Extract each line of the data below exactly as written.

Stored data entries:

++++++++

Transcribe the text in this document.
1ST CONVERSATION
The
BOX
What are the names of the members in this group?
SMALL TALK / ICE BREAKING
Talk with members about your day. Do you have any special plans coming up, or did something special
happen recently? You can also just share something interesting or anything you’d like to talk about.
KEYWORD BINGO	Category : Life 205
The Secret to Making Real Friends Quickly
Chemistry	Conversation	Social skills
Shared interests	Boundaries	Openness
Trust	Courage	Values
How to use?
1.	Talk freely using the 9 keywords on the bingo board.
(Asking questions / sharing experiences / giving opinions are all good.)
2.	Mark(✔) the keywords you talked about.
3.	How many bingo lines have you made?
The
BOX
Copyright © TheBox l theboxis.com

++++++++

Response to the task
Transcribe the text in this document.
1ST CONVERSATION
The
BOX
What are the names of the members in this group?
SMALL TALK / ICE BREAKING
Talk with members about your day. Do you have any special plans coming up, or did something special
happen recently? You can also just share something interesting or anything you’d like to talk about.
KEYWORD BINGO	Category : Life 205
The Secret to Making Real Friends Quickly
Chemistry	Conversation	Social skills
Shared interests	Boundaries	Openness
Trust	Courage	Values
How to use?
1.	Talk freely using the 9 keywords on the bingo board.
(Asking questions / sharing experiences / giving opinions are all good.)
2.	Mark(✔) the keywords you talked about.
3.	How many bingo lines have you made?
The
BOX
Copyright © TheBox l theboxis.com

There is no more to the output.